▶ **Objective**: Which lines contain the string "飞龙在天"? Please list every one of them.

· · · · · · ·

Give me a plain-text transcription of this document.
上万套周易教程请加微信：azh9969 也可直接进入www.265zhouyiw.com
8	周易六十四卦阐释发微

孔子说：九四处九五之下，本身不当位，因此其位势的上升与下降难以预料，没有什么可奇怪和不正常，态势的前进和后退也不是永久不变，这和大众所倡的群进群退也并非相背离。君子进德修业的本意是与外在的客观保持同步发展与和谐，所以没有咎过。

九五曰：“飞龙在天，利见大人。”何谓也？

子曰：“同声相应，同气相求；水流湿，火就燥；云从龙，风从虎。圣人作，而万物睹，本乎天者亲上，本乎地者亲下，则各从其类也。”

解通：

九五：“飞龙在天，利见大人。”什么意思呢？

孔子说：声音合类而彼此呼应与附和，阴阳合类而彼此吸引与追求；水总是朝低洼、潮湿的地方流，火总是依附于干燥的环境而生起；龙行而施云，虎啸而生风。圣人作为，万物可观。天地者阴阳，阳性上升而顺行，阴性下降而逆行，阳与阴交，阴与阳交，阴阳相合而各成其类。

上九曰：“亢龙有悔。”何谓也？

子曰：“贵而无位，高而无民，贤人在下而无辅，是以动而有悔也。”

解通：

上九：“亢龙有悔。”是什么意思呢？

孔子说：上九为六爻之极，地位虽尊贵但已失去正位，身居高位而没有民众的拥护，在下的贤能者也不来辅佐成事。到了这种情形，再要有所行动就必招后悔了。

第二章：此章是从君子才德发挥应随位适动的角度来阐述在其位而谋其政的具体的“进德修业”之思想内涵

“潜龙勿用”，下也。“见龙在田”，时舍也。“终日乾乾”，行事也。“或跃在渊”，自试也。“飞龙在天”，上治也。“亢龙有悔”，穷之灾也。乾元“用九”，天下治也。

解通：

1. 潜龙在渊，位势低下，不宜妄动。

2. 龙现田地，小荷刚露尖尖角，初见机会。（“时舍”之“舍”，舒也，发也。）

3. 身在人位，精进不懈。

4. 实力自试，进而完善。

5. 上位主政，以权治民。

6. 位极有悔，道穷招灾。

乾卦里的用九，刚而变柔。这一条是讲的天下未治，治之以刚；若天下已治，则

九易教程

· · · · · · ·

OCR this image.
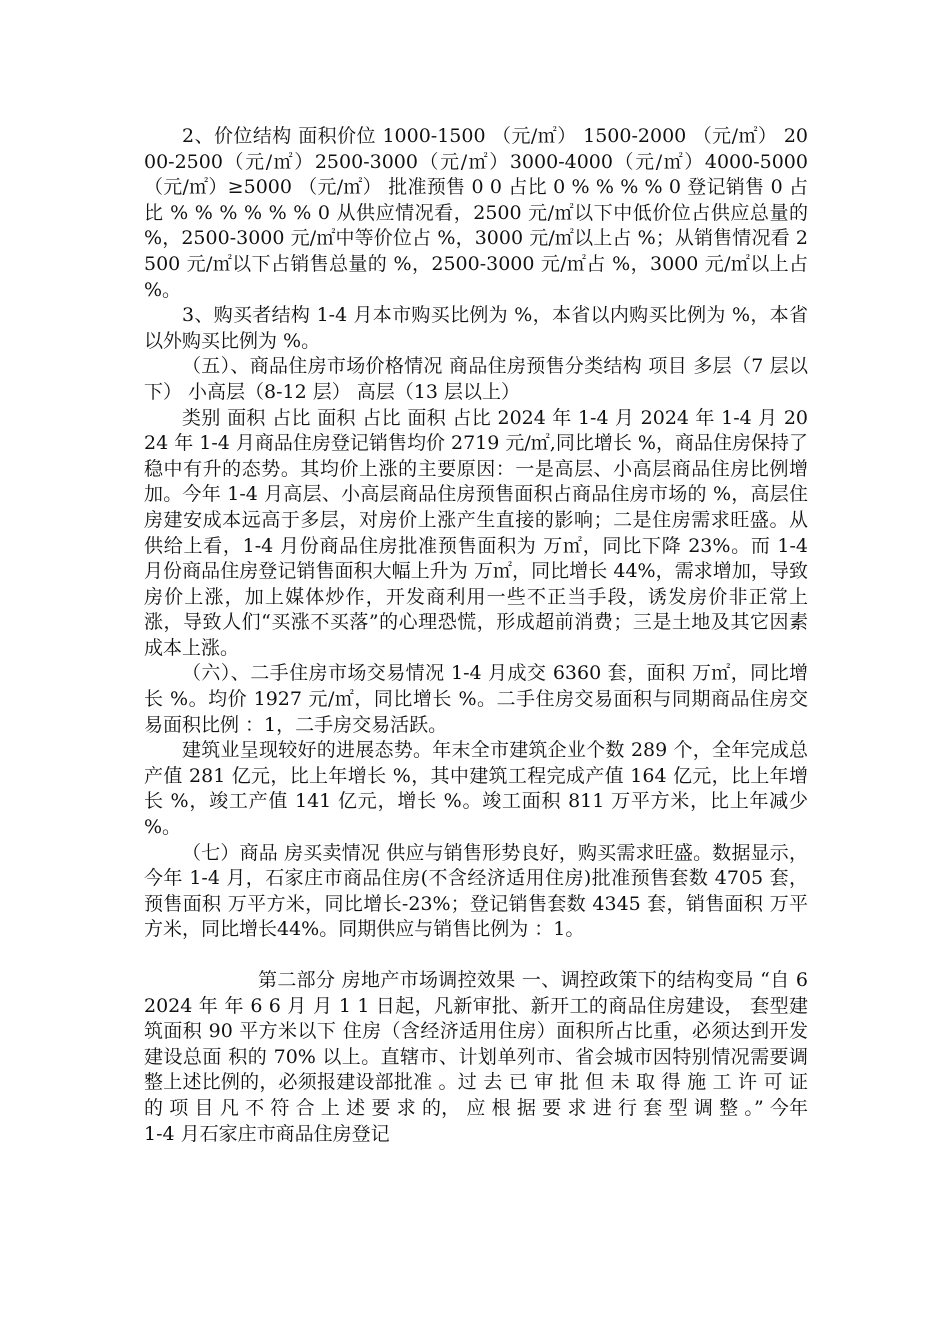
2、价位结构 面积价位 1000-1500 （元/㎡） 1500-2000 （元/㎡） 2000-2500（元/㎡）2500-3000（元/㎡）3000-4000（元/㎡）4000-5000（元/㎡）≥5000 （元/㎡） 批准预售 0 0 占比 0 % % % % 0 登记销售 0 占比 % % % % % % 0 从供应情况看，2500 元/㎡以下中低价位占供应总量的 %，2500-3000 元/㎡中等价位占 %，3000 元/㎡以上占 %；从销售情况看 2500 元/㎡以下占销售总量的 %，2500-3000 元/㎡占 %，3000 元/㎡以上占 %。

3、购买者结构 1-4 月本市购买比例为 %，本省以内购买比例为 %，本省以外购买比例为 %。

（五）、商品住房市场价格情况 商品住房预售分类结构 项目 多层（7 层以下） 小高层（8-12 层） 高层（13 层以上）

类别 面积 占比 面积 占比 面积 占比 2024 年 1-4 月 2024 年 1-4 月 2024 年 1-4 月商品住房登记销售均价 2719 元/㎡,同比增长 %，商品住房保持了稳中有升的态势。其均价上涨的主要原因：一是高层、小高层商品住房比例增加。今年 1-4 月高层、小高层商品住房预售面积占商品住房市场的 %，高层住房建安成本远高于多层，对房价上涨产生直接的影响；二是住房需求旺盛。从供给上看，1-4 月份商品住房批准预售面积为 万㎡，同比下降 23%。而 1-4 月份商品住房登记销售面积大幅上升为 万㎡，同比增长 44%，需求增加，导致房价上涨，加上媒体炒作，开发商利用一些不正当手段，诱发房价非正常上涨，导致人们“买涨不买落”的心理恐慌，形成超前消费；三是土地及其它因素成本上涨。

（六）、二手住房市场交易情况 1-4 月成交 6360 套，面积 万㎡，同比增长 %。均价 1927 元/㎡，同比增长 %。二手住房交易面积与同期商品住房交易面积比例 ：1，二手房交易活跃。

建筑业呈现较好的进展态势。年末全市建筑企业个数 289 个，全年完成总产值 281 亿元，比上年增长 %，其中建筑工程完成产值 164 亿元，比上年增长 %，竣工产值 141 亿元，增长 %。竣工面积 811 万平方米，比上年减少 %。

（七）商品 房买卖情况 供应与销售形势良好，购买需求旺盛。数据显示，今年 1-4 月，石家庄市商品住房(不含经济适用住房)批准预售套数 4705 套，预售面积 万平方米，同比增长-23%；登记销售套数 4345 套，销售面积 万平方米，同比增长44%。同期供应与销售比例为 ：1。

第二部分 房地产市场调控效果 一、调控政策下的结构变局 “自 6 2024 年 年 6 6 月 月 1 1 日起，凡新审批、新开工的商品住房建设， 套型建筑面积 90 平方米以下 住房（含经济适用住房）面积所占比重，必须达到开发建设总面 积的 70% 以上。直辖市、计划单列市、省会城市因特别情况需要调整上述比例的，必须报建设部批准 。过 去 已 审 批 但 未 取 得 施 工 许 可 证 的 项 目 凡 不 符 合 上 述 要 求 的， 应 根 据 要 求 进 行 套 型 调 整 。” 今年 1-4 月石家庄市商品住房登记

· · · · · · ·

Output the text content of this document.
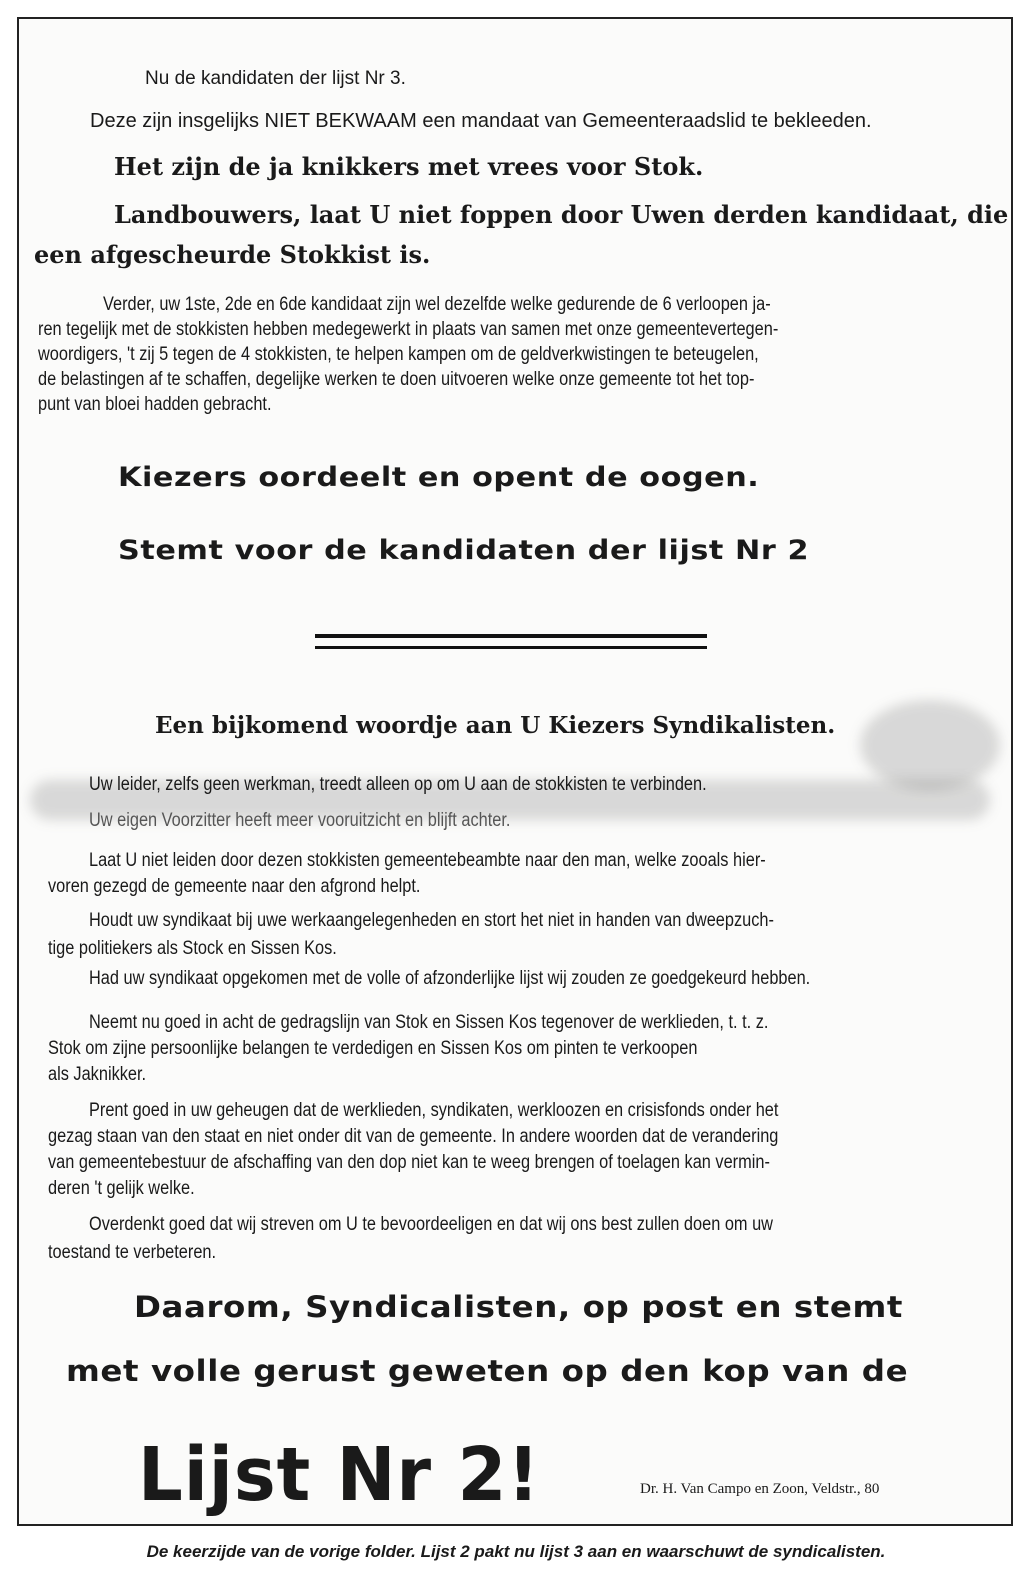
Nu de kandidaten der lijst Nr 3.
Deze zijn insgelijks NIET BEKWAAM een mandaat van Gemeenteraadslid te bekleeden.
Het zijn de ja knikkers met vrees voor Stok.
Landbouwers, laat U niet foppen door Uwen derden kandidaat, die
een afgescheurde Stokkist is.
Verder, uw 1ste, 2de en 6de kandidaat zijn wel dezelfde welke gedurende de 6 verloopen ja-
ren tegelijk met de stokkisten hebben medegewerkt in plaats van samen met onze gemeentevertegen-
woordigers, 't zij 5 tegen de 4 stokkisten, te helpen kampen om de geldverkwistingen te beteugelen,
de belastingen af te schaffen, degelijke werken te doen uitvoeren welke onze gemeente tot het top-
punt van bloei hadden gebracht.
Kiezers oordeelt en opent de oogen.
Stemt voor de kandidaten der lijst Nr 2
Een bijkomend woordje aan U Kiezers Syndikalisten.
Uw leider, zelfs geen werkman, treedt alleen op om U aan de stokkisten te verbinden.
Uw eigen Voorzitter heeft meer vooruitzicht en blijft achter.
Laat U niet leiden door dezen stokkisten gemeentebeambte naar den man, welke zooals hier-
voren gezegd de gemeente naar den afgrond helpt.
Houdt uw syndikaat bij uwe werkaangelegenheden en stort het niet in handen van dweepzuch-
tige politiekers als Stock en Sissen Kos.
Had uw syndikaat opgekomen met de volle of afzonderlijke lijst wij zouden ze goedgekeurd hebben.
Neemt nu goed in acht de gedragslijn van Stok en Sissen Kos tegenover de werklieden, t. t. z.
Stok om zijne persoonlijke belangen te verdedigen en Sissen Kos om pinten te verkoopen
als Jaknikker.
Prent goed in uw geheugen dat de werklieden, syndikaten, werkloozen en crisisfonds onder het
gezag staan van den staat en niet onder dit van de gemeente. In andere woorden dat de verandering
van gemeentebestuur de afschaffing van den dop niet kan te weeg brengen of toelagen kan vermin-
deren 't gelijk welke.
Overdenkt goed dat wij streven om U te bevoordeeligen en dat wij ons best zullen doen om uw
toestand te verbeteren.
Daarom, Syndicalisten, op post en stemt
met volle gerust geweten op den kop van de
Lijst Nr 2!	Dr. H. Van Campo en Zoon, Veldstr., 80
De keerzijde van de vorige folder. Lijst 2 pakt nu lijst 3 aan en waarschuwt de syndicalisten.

· · · · · · ·

▶ **Completed task**:
九五曰：“飞龙在天，利见大人。”何谓也？
九五：“飞龙在天，利见大人。”什么意思呢？
“潜龙勿用”，下也。“见龙在田”，时舍也。“终日乾乾”，行事也。“或跃在渊”，自试也。“飞龙在天”，上治也。“亢龙有悔”，穷之灾也。乾元“用九”，天下治也。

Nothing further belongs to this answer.